TASK ▸
Please write out the complete listing that follows, exactly as it reads.

SUPPLIED DATA ▸
START

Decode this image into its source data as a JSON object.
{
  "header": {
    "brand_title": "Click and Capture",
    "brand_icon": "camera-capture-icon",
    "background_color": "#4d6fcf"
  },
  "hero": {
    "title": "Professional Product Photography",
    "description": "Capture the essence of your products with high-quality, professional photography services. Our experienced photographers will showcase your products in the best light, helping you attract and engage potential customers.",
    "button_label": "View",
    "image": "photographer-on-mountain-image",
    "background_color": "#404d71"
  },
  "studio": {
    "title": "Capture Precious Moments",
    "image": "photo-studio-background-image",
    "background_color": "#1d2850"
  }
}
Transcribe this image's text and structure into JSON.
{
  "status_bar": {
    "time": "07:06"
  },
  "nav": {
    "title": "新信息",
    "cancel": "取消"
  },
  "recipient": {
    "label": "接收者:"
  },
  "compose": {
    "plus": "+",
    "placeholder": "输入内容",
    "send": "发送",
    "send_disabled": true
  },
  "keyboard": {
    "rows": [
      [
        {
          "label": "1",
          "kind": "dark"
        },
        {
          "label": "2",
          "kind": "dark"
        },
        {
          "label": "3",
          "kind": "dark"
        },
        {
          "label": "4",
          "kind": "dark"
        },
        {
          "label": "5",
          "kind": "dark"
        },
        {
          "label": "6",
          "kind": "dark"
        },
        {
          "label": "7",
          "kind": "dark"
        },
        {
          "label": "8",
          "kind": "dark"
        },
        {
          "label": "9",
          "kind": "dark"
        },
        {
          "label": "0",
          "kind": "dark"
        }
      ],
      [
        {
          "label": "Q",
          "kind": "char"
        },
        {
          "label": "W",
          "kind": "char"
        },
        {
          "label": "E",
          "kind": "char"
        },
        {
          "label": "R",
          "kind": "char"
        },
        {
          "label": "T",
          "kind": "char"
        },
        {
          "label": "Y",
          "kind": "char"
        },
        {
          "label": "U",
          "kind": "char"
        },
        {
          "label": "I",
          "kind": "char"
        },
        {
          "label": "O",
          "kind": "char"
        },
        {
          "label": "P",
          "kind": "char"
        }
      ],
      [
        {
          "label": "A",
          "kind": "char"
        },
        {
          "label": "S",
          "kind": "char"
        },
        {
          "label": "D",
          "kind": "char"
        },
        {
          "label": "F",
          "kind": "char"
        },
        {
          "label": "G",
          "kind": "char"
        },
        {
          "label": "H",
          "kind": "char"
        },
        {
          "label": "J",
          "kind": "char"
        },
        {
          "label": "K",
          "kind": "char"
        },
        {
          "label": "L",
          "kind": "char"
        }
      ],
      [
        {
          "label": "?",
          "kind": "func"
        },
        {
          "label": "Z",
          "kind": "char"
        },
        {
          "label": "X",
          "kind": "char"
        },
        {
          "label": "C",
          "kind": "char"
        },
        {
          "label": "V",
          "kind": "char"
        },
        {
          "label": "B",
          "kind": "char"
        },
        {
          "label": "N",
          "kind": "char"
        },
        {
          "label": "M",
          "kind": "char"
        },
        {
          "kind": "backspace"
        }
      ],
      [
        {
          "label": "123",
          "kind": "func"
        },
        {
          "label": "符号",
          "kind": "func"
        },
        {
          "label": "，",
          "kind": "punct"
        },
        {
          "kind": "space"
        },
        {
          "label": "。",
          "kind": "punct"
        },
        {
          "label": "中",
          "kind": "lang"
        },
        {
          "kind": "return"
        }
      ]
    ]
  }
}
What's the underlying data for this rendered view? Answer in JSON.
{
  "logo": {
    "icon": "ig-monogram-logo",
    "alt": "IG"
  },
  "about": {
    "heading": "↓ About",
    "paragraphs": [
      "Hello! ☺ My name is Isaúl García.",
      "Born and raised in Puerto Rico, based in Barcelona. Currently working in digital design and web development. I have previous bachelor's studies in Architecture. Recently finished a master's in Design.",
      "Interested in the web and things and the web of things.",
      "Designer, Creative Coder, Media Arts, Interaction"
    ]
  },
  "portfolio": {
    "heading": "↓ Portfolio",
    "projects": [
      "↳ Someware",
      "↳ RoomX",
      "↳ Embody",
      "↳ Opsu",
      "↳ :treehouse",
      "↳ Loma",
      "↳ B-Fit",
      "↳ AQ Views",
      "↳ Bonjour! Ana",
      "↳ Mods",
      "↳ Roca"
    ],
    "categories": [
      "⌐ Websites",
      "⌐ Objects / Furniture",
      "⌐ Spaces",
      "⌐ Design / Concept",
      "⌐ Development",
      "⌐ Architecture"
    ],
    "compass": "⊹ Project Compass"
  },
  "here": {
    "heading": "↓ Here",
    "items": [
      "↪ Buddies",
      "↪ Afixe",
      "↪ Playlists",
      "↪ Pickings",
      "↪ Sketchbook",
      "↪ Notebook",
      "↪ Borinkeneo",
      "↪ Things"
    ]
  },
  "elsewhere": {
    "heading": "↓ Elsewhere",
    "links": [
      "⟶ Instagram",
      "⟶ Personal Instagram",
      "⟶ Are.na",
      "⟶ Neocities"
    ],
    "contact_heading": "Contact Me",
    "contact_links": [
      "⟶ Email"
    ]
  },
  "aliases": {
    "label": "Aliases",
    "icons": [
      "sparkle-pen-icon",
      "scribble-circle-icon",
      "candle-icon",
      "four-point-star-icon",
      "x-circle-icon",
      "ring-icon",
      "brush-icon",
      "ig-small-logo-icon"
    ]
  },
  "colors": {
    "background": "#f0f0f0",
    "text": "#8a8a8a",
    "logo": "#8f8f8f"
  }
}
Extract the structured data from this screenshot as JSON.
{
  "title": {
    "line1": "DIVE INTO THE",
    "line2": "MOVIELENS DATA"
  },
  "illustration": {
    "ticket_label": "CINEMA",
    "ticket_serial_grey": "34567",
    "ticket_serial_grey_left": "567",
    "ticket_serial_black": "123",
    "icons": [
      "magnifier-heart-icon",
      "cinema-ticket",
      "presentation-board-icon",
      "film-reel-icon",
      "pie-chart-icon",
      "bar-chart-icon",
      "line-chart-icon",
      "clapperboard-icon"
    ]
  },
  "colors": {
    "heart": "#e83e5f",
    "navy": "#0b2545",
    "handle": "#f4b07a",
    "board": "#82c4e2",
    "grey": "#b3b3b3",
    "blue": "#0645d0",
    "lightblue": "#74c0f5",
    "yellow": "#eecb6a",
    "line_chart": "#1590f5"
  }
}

END

ANSWER BELOW ▸
Decode this image into its source data as a JSON object.
{
  "header": {
    "brand_title": "Click and Capture",
    "brand_icon": "camera-capture-icon",
    "background_color": "#4d6fcf"
  },
  "hero": {
    "title": "Professional Product Photography",
    "description": "Capture the essence of your products with high-quality, professional photography services. Our experienced photographers will showcase your products in the best light, helping you attract and engage potential customers.",
    "button_label": "View",
    "image": "photographer-on-mountain-image",
    "background_color": "#404d71"
  },
  "studio": {
    "title": "Capture Precious Moments",
    "image": "photo-studio-background-image",
    "background_color": "#1d2850"
  }
}
Transcribe this image's text and structure into JSON.
{
  "status_bar": {
    "time": "07:06"
  },
  "nav": {
    "title": "新信息",
    "cancel": "取消"
  },
  "recipient": {
    "label": "接收者:"
  },
  "compose": {
    "plus": "+",
    "placeholder": "输入内容",
    "send": "发送",
    "send_disabled": true
  },
  "keyboard": {
    "rows": [
      [
        {
          "label": "1",
          "kind": "dark"
        },
        {
          "label": "2",
          "kind": "dark"
        },
        {
          "label": "3",
          "kind": "dark"
        },
        {
          "label": "4",
          "kind": "dark"
        },
        {
          "label": "5",
          "kind": "dark"
        },
        {
          "label": "6",
          "kind": "dark"
        },
        {
          "label": "7",
          "kind": "dark"
        },
        {
          "label": "8",
          "kind": "dark"
        },
        {
          "label": "9",
          "kind": "dark"
        },
        {
          "label": "0",
          "kind": "dark"
        }
      ],
      [
        {
          "label": "Q",
          "kind": "char"
        },
        {
          "label": "W",
          "kind": "char"
        },
        {
          "label": "E",
          "kind": "char"
        },
        {
          "label": "R",
          "kind": "char"
        },
        {
          "label": "T",
          "kind": "char"
        },
        {
          "label": "Y",
          "kind": "char"
        },
        {
          "label": "U",
          "kind": "char"
        },
        {
          "label": "I",
          "kind": "char"
        },
        {
          "label": "O",
          "kind": "char"
        },
        {
          "label": "P",
          "kind": "char"
        }
      ],
      [
        {
          "label": "A",
          "kind": "char"
        },
        {
          "label": "S",
          "kind": "char"
        },
        {
          "label": "D",
          "kind": "char"
        },
        {
          "label": "F",
          "kind": "char"
        },
        {
          "label": "G",
          "kind": "char"
        },
        {
          "label": "H",
          "kind": "char"
        },
        {
          "label": "J",
          "kind": "char"
        },
        {
          "label": "K",
          "kind": "char"
        },
        {
          "label": "L",
          "kind": "char"
        }
      ],
      [
        {
          "label": "?",
          "kind": "func"
        },
        {
          "label": "Z",
          "kind": "char"
        },
        {
          "label": "X",
          "kind": "char"
        },
        {
          "label": "C",
          "kind": "char"
        },
        {
          "label": "V",
          "kind": "char"
        },
        {
          "label": "B",
          "kind": "char"
        },
        {
          "label": "N",
          "kind": "char"
        },
        {
          "label": "M",
          "kind": "char"
        },
        {
          "kind": "backspace"
        }
      ],
      [
        {
          "label": "123",
          "kind": "func"
        },
        {
          "label": "符号",
          "kind": "func"
        },
        {
          "label": "，",
          "kind": "punct"
        },
        {
          "kind": "space"
        },
        {
          "label": "。",
          "kind": "punct"
        },
        {
          "label": "中",
          "kind": "lang"
        },
        {
          "kind": "return"
        }
      ]
    ]
  }
}
What's the underlying data for this rendered view? Answer in JSON.
{
  "logo": {
    "icon": "ig-monogram-logo",
    "alt": "IG"
  },
  "about": {
    "heading": "↓ About",
    "paragraphs": [
      "Hello! ☺ My name is Isaúl García.",
      "Born and raised in Puerto Rico, based in Barcelona. Currently working in digital design and web development. I have previous bachelor's studies in Architecture. Recently finished a master's in Design.",
      "Interested in the web and things and the web of things.",
      "Designer, Creative Coder, Media Arts, Interaction"
    ]
  },
  "portfolio": {
    "heading": "↓ Portfolio",
    "projects": [
      "↳ Someware",
      "↳ RoomX",
      "↳ Embody",
      "↳ Opsu",
      "↳ :treehouse",
      "↳ Loma",
      "↳ B-Fit",
      "↳ AQ Views",
      "↳ Bonjour! Ana",
      "↳ Mods",
      "↳ Roca"
    ],
    "categories": [
      "⌐ Websites",
      "⌐ Objects / Furniture",
      "⌐ Spaces",
      "⌐ Design / Concept",
      "⌐ Development",
      "⌐ Architecture"
    ],
    "compass": "⊹ Project Compass"
  },
  "here": {
    "heading": "↓ Here",
    "items": [
      "↪ Buddies",
      "↪ Afixe",
      "↪ Playlists",
      "↪ Pickings",
      "↪ Sketchbook",
      "↪ Notebook",
      "↪ Borinkeneo",
      "↪ Things"
    ]
  },
  "elsewhere": {
    "heading": "↓ Elsewhere",
    "links": [
      "⟶ Instagram",
      "⟶ Personal Instagram",
      "⟶ Are.na",
      "⟶ Neocities"
    ],
    "contact_heading": "Contact Me",
    "contact_links": [
      "⟶ Email"
    ]
  },
  "aliases": {
    "label": "Aliases",
    "icons": [
      "sparkle-pen-icon",
      "scribble-circle-icon",
      "candle-icon",
      "four-point-star-icon",
      "x-circle-icon",
      "ring-icon",
      "brush-icon",
      "ig-small-logo-icon"
    ]
  },
  "colors": {
    "background": "#f0f0f0",
    "text": "#8a8a8a",
    "logo": "#8f8f8f"
  }
}
Extract the structured data from this screenshot as JSON.
{
  "title": {
    "line1": "DIVE INTO THE",
    "line2": "MOVIELENS DATA"
  },
  "illustration": {
    "ticket_label": "CINEMA",
    "ticket_serial_grey": "34567",
    "ticket_serial_grey_left": "567",
    "ticket_serial_black": "123",
    "icons": [
      "magnifier-heart-icon",
      "cinema-ticket",
      "presentation-board-icon",
      "film-reel-icon",
      "pie-chart-icon",
      "bar-chart-icon",
      "line-chart-icon",
      "clapperboard-icon"
    ]
  },
  "colors": {
    "heart": "#e83e5f",
    "navy": "#0b2545",
    "handle": "#f4b07a",
    "board": "#82c4e2",
    "grey": "#b3b3b3",
    "blue": "#0645d0",
    "lightblue": "#74c0f5",
    "yellow": "#eecb6a",
    "line_chart": "#1590f5"
  }
}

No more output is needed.